>> begin

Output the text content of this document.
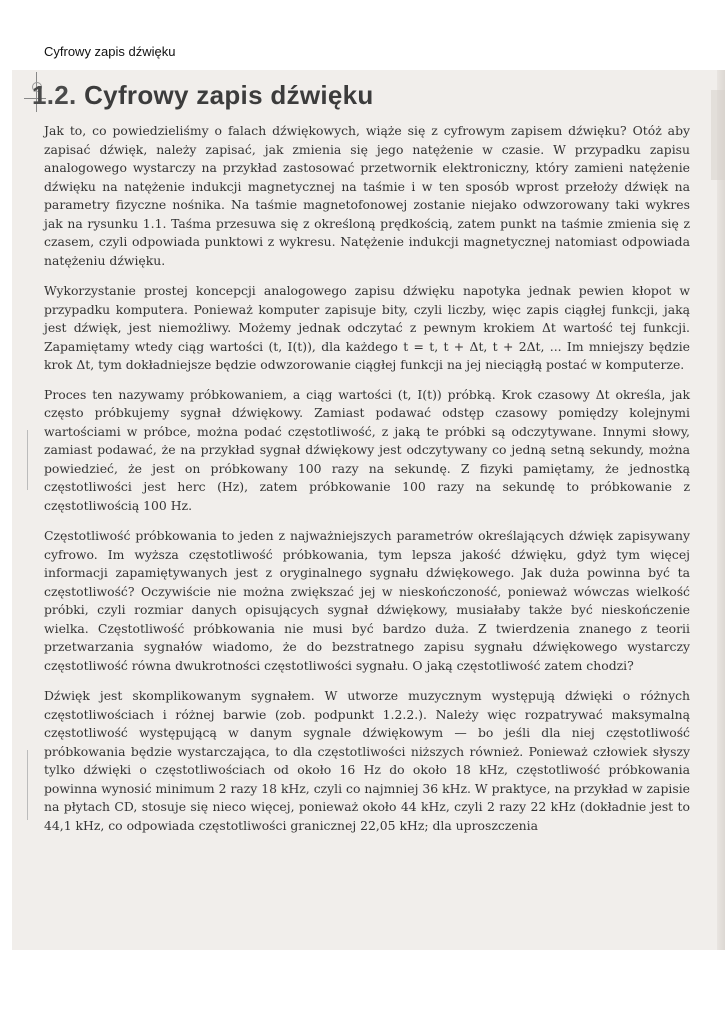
Cyfrowy zapis dźwięku
1.2. Cyfrowy zapis dźwięku

Jak to, co powiedzieliśmy o falach dźwiękowych, wiąże się z cyfrowym zapisem dźwięku? Otóż aby zapisać dźwięk, należy zapisać, jak zmienia się jego natężenie w czasie. W przypadku zapisu analogowego wystarczy na przykład zastosować przetwornik elektroniczny, który zamieni natężenie dźwięku na natężenie indukcji magnetycznej na taśmie i w ten sposób wprost przełoży dźwięk na parametry fizyczne nośnika. Na taśmie magnetofonowej zostanie niejako odwzorowany taki wykres jak na rysunku 1.1. Taśma przesuwa się z określoną prędkością, zatem punkt na taśmie zmienia się z czasem, czyli odpowiada punktowi z wykresu. Natężenie indukcji magnetycznej natomiast odpowiada natężeniu dźwięku.

Wykorzystanie prostej koncepcji analogowego zapisu dźwięku napotyka jednak pewien kłopot w przypadku komputera. Ponieważ komputer zapisuje bity, czyli liczby, więc zapis ciągłej funkcji, jaką jest dźwięk, jest niemożliwy. Możemy jednak odczytać z pewnym krokiem Δt wartość tej funkcji. Zapamiętamy wtedy ciąg wartości (t, I(t)), dla każdego t = t, t + Δt, t + 2Δt, ... Im mniejszy będzie krok Δt, tym dokładniejsze będzie odwzorowanie ciągłej funkcji na jej nieciągłą postać w komputerze.

Proces ten nazywamy próbkowaniem, a ciąg wartości (t, I(t)) próbką. Krok czasowy Δt określa, jak często próbkujemy sygnał dźwiękowy. Zamiast podawać odstęp czasowy pomiędzy kolejnymi wartościami w próbce, można podać częstotliwość, z jaką te próbki są odczytywane. Innymi słowy, zamiast podawać, że na przykład sygnał dźwiękowy jest odczytywany co jedną setną sekundy, można powiedzieć, że jest on próbkowany 100 razy na sekundę. Z fizyki pamiętamy, że jednostką częstotliwości jest herc (Hz), zatem próbkowanie 100 razy na sekundę to próbkowanie z częstotliwością 100 Hz.

Częstotliwość próbkowania to jeden z najważniejszych parametrów określających dźwięk zapisywany cyfrowo. Im wyższa częstotliwość próbkowania, tym lepsza jakość dźwięku, gdyż tym więcej informacji zapamiętywanych jest z oryginalnego sygnału dźwiękowego. Jak duża powinna być ta częstotliwość? Oczywiście nie można zwiększać jej w nieskończoność, ponieważ wówczas wielkość próbki, czyli rozmiar danych opisujących sygnał dźwiękowy, musiałaby także być nieskończenie wielka. Częstotliwość próbkowania nie musi być bardzo duża. Z twierdzenia znanego z teorii przetwarzania sygnałów wiadomo, że do bezstratnego zapisu sygnału dźwiękowego wystarczy częstotliwość równa dwukrotności częstotliwości sygnału. O jaką częstotliwość zatem chodzi?

Dźwięk jest skomplikowanym sygnałem. W utworze muzycznym występują dźwięki o różnych częstotliwościach i różnej barwie (zob. podpunkt 1.2.2.). Należy więc rozpatrywać maksymalną częstotliwość występującą w danym sygnale dźwiękowym — bo jeśli dla niej częstotliwość próbkowania będzie wystarczająca, to dla częstotliwości niższych również. Ponieważ człowiek słyszy tylko dźwięki o częstotliwościach od około 16 Hz do około 18 kHz, częstotliwość próbkowania powinna wynosić minimum 2 razy 18 kHz, czyli co najmniej 36 kHz. W praktyce, na przykład w zapisie na płytach CD, stosuje się nieco więcej, ponieważ około 44 kHz, czyli 2 razy 22 kHz (dokładnie jest to 44,1 kHz, co odpowiada częstotliwości granicznej 22,05 kHz; dla uproszczenia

>> end

Given problem:
Make an exact copy of all the material, but keep the pictures out of it.

Worked answer:
Output the text content of this document.
Cyfrowy zapis dźwięku
1.2. Cyfrowy zapis dźwięku

Jak to, co powiedzieliśmy o falach dźwiękowych, wiąże się z cyfrowym zapisem dźwięku? Otóż aby zapisać dźwięk, należy zapisać, jak zmienia się jego natężenie w czasie. W przypadku zapisu analogowego wystarczy na przykład zastosować przetwornik elektroniczny, który zamieni natężenie dźwięku na natężenie indukcji magnetycznej na taśmie i w ten sposób wprost przełoży dźwięk na parametry fizyczne nośnika. Na taśmie magnetofonowej zostanie niejako odwzorowany taki wykres jak na rysunku 1.1. Taśma przesuwa się z określoną prędkością, zatem punkt na taśmie zmienia się z czasem, czyli odpowiada punktowi z wykresu. Natężenie indukcji magnetycznej natomiast odpowiada natężeniu dźwięku.

Wykorzystanie prostej koncepcji analogowego zapisu dźwięku napotyka jednak pewien kłopot w przypadku komputera. Ponieważ komputer zapisuje bity, czyli liczby, więc zapis ciągłej funkcji, jaką jest dźwięk, jest niemożliwy. Możemy jednak odczytać z pewnym krokiem Δt wartość tej funkcji. Zapamiętamy wtedy ciąg wartości (t, I(t)), dla każdego t = t, t + Δt, t + 2Δt, ... Im mniejszy będzie krok Δt, tym dokładniejsze będzie odwzorowanie ciągłej funkcji na jej nieciągłą postać w komputerze.

Proces ten nazywamy próbkowaniem, a ciąg wartości (t, I(t)) próbką. Krok czasowy Δt określa, jak często próbkujemy sygnał dźwiękowy. Zamiast podawać odstęp czasowy pomiędzy kolejnymi wartościami w próbce, można podać częstotliwość, z jaką te próbki są odczytywane. Innymi słowy, zamiast podawać, że na przykład sygnał dźwiękowy jest odczytywany co jedną setną sekundy, można powiedzieć, że jest on próbkowany 100 razy na sekundę. Z fizyki pamiętamy, że jednostką częstotliwości jest herc (Hz), zatem próbkowanie 100 razy na sekundę to próbkowanie z częstotliwością 100 Hz.

Częstotliwość próbkowania to jeden z najważniejszych parametrów określających dźwięk zapisywany cyfrowo. Im wyższa częstotliwość próbkowania, tym lepsza jakość dźwięku, gdyż tym więcej informacji zapamiętywanych jest z oryginalnego sygnału dźwiękowego. Jak duża powinna być ta częstotliwość? Oczywiście nie można zwiększać jej w nieskończoność, ponieważ wówczas wielkość próbki, czyli rozmiar danych opisujących sygnał dźwiękowy, musiałaby także być nieskończenie wielka. Częstotliwość próbkowania nie musi być bardzo duża. Z twierdzenia znanego z teorii przetwarzania sygnałów wiadomo, że do bezstratnego zapisu sygnału dźwiękowego wystarczy częstotliwość równa dwukrotności częstotliwości sygnału. O jaką częstotliwość zatem chodzi?

Dźwięk jest skomplikowanym sygnałem. W utworze muzycznym występują dźwięki o różnych częstotliwościach i różnej barwie (zob. podpunkt 1.2.2.). Należy więc rozpatrywać maksymalną częstotliwość występującą w danym sygnale dźwiękowym — bo jeśli dla niej częstotliwość próbkowania będzie wystarczająca, to dla częstotliwości niższych również. Ponieważ człowiek słyszy tylko dźwięki o częstotliwościach od około 16 Hz do około 18 kHz, częstotliwość próbkowania powinna wynosić minimum 2 razy 18 kHz, czyli co najmniej 36 kHz. W praktyce, na przykład w zapisie na płytach CD, stosuje się nieco więcej, ponieważ około 44 kHz, czyli 2 razy 22 kHz (dokładnie jest to 44,1 kHz, co odpowiada częstotliwości granicznej 22,05 kHz; dla uproszczenia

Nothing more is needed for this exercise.